* [Task statement] Return every line of the listing below as a JSON array of strings, one string per line, and leave out any blank lines.

* [Entries provided]
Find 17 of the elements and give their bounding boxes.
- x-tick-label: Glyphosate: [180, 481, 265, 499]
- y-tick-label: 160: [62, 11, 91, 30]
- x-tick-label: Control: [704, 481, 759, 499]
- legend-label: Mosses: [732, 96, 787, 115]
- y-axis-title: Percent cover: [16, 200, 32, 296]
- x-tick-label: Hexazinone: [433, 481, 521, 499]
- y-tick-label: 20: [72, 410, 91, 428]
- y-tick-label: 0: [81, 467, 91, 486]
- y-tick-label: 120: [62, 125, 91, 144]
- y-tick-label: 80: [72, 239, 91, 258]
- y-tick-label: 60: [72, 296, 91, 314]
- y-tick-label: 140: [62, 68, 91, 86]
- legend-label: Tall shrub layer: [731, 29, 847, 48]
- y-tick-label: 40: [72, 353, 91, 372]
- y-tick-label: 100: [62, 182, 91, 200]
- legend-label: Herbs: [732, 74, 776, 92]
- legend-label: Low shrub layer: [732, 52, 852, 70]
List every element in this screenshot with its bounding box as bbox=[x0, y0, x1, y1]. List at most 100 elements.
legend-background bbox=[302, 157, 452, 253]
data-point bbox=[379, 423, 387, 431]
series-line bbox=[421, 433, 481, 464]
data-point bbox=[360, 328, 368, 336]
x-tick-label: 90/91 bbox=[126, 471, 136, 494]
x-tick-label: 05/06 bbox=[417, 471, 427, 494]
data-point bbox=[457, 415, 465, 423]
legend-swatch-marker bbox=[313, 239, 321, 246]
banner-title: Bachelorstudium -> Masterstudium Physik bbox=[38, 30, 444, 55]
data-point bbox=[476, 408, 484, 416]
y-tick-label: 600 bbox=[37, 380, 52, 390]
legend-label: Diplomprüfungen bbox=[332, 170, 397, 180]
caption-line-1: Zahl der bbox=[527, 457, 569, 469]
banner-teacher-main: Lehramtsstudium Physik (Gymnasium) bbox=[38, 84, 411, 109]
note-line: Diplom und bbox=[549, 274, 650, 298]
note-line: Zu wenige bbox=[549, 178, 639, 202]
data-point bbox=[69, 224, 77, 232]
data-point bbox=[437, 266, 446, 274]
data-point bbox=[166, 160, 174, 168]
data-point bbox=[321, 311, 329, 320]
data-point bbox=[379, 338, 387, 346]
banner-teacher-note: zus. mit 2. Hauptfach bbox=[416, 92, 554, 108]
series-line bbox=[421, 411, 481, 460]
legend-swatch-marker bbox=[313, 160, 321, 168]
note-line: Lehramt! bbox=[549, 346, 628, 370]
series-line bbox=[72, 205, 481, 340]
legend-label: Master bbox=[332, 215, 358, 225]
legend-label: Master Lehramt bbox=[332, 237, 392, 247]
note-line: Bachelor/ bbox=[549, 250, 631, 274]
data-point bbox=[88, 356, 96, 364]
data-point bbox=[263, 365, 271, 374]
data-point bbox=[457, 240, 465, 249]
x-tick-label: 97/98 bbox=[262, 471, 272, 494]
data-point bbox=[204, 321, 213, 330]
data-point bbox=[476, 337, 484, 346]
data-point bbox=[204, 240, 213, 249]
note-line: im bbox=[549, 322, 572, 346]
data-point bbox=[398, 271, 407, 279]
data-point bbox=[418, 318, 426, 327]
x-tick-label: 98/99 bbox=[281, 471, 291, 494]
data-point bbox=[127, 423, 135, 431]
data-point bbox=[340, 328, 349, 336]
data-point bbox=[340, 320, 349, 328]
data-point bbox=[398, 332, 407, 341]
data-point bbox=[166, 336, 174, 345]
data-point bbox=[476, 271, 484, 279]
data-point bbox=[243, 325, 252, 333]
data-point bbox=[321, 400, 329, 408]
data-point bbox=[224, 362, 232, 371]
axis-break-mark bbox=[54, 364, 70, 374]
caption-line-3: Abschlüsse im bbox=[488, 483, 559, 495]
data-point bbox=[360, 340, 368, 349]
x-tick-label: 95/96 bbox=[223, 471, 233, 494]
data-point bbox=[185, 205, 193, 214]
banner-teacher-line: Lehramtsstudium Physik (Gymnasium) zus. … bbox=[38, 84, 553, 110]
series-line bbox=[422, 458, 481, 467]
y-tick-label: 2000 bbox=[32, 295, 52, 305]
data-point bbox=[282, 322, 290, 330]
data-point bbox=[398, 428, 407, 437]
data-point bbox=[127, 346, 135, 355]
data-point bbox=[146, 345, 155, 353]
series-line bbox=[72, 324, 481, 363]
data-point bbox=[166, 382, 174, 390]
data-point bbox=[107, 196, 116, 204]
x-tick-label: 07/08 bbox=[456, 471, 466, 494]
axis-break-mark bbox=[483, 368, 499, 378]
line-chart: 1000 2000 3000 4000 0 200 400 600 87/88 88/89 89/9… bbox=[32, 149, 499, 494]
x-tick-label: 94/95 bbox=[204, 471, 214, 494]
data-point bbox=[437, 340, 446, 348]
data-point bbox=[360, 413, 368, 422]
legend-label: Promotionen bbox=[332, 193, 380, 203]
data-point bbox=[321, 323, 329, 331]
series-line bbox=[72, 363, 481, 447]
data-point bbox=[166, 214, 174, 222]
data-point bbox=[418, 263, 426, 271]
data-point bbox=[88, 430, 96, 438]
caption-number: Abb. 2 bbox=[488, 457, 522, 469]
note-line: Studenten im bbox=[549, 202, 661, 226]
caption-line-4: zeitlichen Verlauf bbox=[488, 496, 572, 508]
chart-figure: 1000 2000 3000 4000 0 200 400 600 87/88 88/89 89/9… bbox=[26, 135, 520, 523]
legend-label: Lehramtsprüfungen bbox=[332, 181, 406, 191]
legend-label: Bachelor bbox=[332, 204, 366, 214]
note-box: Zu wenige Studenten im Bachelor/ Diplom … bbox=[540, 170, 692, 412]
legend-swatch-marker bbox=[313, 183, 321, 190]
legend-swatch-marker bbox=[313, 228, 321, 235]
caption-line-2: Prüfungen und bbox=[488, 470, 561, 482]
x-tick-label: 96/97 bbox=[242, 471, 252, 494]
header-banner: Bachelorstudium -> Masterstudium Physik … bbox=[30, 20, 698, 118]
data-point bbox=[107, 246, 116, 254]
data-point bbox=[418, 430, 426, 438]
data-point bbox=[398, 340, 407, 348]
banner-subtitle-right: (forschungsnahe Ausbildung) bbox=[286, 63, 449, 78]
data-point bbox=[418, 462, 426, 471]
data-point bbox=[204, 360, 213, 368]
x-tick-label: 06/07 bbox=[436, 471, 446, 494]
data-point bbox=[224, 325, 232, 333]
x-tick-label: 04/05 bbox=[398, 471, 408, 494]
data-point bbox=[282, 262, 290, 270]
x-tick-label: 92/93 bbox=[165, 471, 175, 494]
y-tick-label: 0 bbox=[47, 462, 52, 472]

* [Written answer]
[
  "Find 17 of the elements and give their bounding boxes.",
  "- x-tick-label: Glyphosate: [180, 481, 265, 499]",
  "- y-tick-label: 160: [62, 11, 91, 30]",
  "- x-tick-label: Control: [704, 481, 759, 499]",
  "- legend-label: Mosses: [732, 96, 787, 115]",
  "- y-axis-title: Percent cover: [16, 200, 32, 296]",
  "- x-tick-label: Hexazinone: [433, 481, 521, 499]",
  "- y-tick-label: 20: [72, 410, 91, 428]",
  "- y-tick-label: 0: [81, 467, 91, 486]",
  "- y-tick-label: 120: [62, 125, 91, 144]",
  "- y-tick-label: 80: [72, 239, 91, 258]",
  "- y-tick-label: 60: [72, 296, 91, 314]",
  "- y-tick-label: 140: [62, 68, 91, 86]",
  "- legend-label: Tall shrub layer: [731, 29, 847, 48]",
  "- y-tick-label: 40: [72, 353, 91, 372]",
  "- y-tick-label: 100: [62, 182, 91, 200]",
  "- legend-label: Herbs: [732, 74, 776, 92]",
  "- legend-label: Low shrub layer: [732, 52, 852, 70]",
  "List every element in this screenshot with its bounding box as bbox=[x0, y0, x1, y1]. List at most 100 elements.",
  "legend-background bbox=[302, 157, 452, 253]",
  "data-point bbox=[379, 423, 387, 431]",
  "series-line bbox=[421, 433, 481, 464]",
  "data-point bbox=[360, 328, 368, 336]",
  "x-tick-label: 90/91 bbox=[126, 471, 136, 494]",
  "x-tick-label: 05/06 bbox=[417, 471, 427, 494]",
  "data-point bbox=[457, 415, 465, 423]",
  "legend-swatch-marker bbox=[313, 239, 321, 246]",
  "banner-title: Bachelorstudium -> Masterstudium Physik bbox=[38, 30, 444, 55]",
  "data-point bbox=[476, 408, 484, 416]",
  "y-tick-label: 600 bbox=[37, 380, 52, 390]",
  "legend-label: Diplomprüfungen bbox=[332, 170, 397, 180]",
  "caption-line-1: Zahl der bbox=[527, 457, 569, 469]",
  "banner-teacher-main: Lehramtsstudium Physik (Gymnasium) bbox=[38, 84, 411, 109]",
  "note-line: Diplom und bbox=[549, 274, 650, 298]",
  "note-line: Zu wenige bbox=[549, 178, 639, 202]",
  "data-point bbox=[69, 224, 77, 232]",
  "data-point bbox=[437, 266, 446, 274]",
  "data-point bbox=[166, 160, 174, 168]",
  "data-point bbox=[321, 311, 329, 320]",
  "data-point bbox=[379, 338, 387, 346]",
  "banner-teacher-note: zus. mit 2. Hauptfach bbox=[416, 92, 554, 108]",
  "series-line bbox=[421, 411, 481, 460]",
  "legend-swatch-marker bbox=[313, 160, 321, 168]",
  "note-line: Lehramt! bbox=[549, 346, 628, 370]",
  "series-line bbox=[72, 205, 481, 340]",
  "legend-label: Master bbox=[332, 215, 358, 225]",
  "legend-label: Master Lehramt bbox=[332, 237, 392, 247]",
  "note-line: Bachelor/ bbox=[549, 250, 631, 274]",
  "data-point bbox=[88, 356, 96, 364]",
  "data-point bbox=[263, 365, 271, 374]",
  "data-point bbox=[457, 240, 465, 249]",
  "x-tick-label: 97/98 bbox=[262, 471, 272, 494]",
  "data-point bbox=[204, 321, 213, 330]",
  "data-point bbox=[476, 337, 484, 346]",
  "data-point bbox=[204, 240, 213, 249]",
  "note-line: im bbox=[549, 322, 572, 346]",
  "data-point bbox=[398, 271, 407, 279]",
  "data-point bbox=[418, 318, 426, 327]",
  "x-tick-label: 98/99 bbox=[281, 471, 291, 494]",
  "data-point bbox=[127, 423, 135, 431]",
  "data-point bbox=[340, 328, 349, 336]",
  "data-point bbox=[340, 320, 349, 328]",
  "data-point bbox=[398, 332, 407, 341]",
  "data-point bbox=[166, 336, 174, 345]",
  "data-point bbox=[476, 271, 484, 279]",
  "data-point bbox=[243, 325, 252, 333]",
  "data-point bbox=[321, 400, 329, 408]",
  "data-point bbox=[224, 362, 232, 371]",
  "axis-break-mark bbox=[54, 364, 70, 374]",
  "caption-line-3: Abschlüsse im bbox=[488, 483, 559, 495]",
  "data-point bbox=[360, 340, 368, 349]",
  "x-tick-label: 95/96 bbox=[223, 471, 233, 494]",
  "data-point bbox=[185, 205, 193, 214]",
  "banner-teacher-line: Lehramtsstudium Physik (Gymnasium) zus. … bbox=[38, 84, 553, 110]",
  "series-line bbox=[422, 458, 481, 467]",
  "y-tick-label: 2000 bbox=[32, 295, 52, 305]",
  "data-point bbox=[282, 322, 290, 330]",
  "data-point bbox=[398, 428, 407, 437]",
  "data-point bbox=[127, 346, 135, 355]",
  "data-point bbox=[146, 345, 155, 353]",
  "series-line bbox=[72, 324, 481, 363]",
  "data-point bbox=[166, 382, 174, 390]",
  "data-point bbox=[107, 196, 116, 204]",
  "x-tick-label: 07/08 bbox=[456, 471, 466, 494]",
  "axis-break-mark bbox=[483, 368, 499, 378]",
  "line-chart: 1000 2000 3000 4000 0 200 400 600 87/88 88/89 89/9… bbox=[32, 149, 499, 494]",
  "x-tick-label: 94/95 bbox=[204, 471, 214, 494]",
  "data-point bbox=[437, 340, 446, 348]",
  "data-point bbox=[360, 413, 368, 422]",
  "legend-label: Promotionen bbox=[332, 193, 380, 203]",
  "data-point bbox=[321, 323, 329, 331]",
  "series-line bbox=[72, 363, 481, 447]",
  "data-point bbox=[166, 214, 174, 222]",
  "data-point bbox=[418, 263, 426, 271]",
  "data-point bbox=[88, 430, 96, 438]",
  "caption-number: Abb. 2 bbox=[488, 457, 522, 469]",
  "note-line: Studenten im bbox=[549, 202, 661, 226]",
  "caption-line-4: zeitlichen Verlauf bbox=[488, 496, 572, 508]",
  "chart-figure: 1000 2000 3000 4000 0 200 400 600 87/88 88/89 89/9… bbox=[26, 135, 520, 523]",
  "legend-label: Lehramtsprüfungen bbox=[332, 181, 406, 191]",
  "legend-label: Bachelor bbox=[332, 204, 366, 214]",
  "note-box: Zu wenige Studenten im Bachelor/ Diplom … bbox=[540, 170, 692, 412]",
  "legend-swatch-marker bbox=[313, 183, 321, 190]",
  "legend-swatch-marker bbox=[313, 228, 321, 235]",
  "caption-line-2: Prüfungen und bbox=[488, 470, 561, 482]",
  "x-tick-label: 96/97 bbox=[242, 471, 252, 494]",
  "header-banner: Bachelorstudium -> Masterstudium Physik … bbox=[30, 20, 698, 118]",
  "data-point bbox=[107, 246, 116, 254]",
  "data-point bbox=[418, 430, 426, 438]",
  "data-point bbox=[398, 340, 407, 348]",
  "banner-subtitle-right: (forschungsnahe Ausbildung) bbox=[286, 63, 449, 78]",
  "data-point bbox=[418, 462, 426, 471]",
  "data-point bbox=[204, 360, 213, 368]",
  "x-tick-label: 06/07 bbox=[436, 471, 446, 494]",
  "data-point bbox=[224, 325, 232, 333]",
  "x-tick-label: 04/05 bbox=[398, 471, 408, 494]",
  "data-point bbox=[282, 262, 290, 270]",
  "x-tick-label: 92/93 bbox=[165, 471, 175, 494]",
  "y-tick-label: 0 bbox=[47, 462, 52, 472]"
]